(Extracted records)
· · ·

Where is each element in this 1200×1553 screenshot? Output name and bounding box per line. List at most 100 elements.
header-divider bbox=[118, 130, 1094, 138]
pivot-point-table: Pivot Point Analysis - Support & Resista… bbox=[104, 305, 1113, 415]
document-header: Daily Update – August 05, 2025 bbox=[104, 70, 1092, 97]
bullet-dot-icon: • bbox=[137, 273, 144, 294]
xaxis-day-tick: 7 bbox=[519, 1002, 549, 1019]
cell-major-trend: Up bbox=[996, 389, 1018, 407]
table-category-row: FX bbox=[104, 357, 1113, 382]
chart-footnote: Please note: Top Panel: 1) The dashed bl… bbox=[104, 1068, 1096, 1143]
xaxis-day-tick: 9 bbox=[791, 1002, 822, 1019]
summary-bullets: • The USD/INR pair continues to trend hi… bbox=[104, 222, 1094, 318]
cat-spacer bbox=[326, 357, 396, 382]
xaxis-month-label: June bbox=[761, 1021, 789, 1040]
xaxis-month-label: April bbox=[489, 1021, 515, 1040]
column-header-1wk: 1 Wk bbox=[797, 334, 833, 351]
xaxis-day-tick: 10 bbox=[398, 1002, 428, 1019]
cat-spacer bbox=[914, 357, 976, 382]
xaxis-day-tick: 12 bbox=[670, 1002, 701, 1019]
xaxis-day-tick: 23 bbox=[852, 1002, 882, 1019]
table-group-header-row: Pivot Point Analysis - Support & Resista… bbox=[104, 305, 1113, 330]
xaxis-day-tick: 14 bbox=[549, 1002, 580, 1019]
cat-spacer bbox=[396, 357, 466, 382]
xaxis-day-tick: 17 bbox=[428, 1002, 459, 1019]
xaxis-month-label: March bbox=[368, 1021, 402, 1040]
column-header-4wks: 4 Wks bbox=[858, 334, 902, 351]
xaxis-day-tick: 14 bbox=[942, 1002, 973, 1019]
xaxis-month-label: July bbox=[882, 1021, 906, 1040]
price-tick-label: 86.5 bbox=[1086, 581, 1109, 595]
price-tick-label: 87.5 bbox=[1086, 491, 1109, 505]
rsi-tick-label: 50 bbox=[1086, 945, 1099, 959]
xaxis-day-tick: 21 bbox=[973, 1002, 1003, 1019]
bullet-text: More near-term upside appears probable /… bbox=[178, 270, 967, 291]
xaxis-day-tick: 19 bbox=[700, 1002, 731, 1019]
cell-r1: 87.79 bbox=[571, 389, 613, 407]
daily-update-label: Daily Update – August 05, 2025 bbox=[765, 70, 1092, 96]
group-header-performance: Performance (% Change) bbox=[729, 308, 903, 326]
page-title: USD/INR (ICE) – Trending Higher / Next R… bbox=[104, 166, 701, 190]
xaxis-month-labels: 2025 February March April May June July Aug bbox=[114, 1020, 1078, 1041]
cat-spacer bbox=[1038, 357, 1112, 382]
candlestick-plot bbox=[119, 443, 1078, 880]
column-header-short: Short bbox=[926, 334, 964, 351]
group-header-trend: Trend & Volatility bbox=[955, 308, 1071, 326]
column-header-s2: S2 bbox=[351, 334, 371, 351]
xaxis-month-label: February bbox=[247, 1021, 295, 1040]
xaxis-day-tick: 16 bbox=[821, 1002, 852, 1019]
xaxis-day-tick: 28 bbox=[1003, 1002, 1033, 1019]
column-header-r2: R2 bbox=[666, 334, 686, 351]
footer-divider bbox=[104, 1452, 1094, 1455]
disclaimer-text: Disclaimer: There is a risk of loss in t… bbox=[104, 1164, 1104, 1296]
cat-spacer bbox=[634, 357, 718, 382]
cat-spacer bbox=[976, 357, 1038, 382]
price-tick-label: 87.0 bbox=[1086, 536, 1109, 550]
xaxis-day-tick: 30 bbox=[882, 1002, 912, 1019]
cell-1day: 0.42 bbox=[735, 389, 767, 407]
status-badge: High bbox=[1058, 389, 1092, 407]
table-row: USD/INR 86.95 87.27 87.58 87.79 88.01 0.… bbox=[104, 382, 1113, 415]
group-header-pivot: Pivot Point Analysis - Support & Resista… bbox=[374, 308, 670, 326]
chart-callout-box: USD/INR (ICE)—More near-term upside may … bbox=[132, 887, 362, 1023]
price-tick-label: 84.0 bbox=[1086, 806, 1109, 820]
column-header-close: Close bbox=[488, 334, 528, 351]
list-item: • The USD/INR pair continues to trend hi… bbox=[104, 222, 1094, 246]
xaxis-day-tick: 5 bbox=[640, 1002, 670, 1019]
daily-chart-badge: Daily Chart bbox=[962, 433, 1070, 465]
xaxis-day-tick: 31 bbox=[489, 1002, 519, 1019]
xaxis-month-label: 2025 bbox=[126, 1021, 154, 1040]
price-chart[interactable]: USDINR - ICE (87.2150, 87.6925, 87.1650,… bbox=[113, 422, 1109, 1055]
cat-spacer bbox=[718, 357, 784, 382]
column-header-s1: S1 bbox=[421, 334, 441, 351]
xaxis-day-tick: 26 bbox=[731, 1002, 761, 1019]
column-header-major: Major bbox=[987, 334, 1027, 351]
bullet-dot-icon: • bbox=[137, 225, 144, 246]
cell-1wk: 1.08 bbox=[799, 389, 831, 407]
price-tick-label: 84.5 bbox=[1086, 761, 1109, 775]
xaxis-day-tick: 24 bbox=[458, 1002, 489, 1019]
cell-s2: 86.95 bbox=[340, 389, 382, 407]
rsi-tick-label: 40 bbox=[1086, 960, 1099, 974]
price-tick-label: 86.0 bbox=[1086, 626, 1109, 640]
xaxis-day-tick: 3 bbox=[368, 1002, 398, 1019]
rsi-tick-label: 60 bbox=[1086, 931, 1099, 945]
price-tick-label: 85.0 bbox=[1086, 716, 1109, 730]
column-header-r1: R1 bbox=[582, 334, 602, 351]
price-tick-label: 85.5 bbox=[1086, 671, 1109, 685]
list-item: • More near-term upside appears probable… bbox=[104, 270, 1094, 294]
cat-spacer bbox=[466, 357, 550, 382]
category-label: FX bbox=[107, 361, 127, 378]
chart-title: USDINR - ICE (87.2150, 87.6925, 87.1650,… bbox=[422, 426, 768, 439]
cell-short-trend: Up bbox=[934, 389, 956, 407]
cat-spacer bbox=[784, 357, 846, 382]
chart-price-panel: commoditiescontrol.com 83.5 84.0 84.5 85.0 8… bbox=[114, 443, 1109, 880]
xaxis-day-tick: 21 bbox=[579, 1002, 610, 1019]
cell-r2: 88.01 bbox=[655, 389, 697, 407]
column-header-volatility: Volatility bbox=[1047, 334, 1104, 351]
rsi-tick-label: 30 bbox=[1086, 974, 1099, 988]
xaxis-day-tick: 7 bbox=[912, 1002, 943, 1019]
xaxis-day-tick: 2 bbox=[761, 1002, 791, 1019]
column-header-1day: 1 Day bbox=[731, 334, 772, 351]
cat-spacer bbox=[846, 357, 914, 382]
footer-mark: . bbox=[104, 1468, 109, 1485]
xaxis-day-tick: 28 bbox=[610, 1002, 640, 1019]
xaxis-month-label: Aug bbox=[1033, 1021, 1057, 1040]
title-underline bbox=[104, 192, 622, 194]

· · ·

**Stated exercise**
Arrange the data from its start through the line containing "xaxis-day-tick: 7 bbox=[519, 1002, 549, 1019]" as a Markdown table with the columns Row and Line, skipping any blank lines.

**Correct output**
| Row | Line |
|---|---|
| 1 | Where is each element in this 1200×1553 screenshot? Output name and bounding box per line. List at most 100 elements. |
| 2 | header-divider bbox=[118, 130, 1094, 138] |
| 3 | pivot-point-table: Pivot Point Analysis - Support & Resista… bbox=[104, 305, 1113, 415] |
| 4 | document-header: Daily Update – August 05, 2025 bbox=[104, 70, 1092, 97] |
| 5 | bullet-dot-icon: • bbox=[137, 273, 144, 294] |
| 6 | xaxis-day-tick: 7 bbox=[519, 1002, 549, 1019] |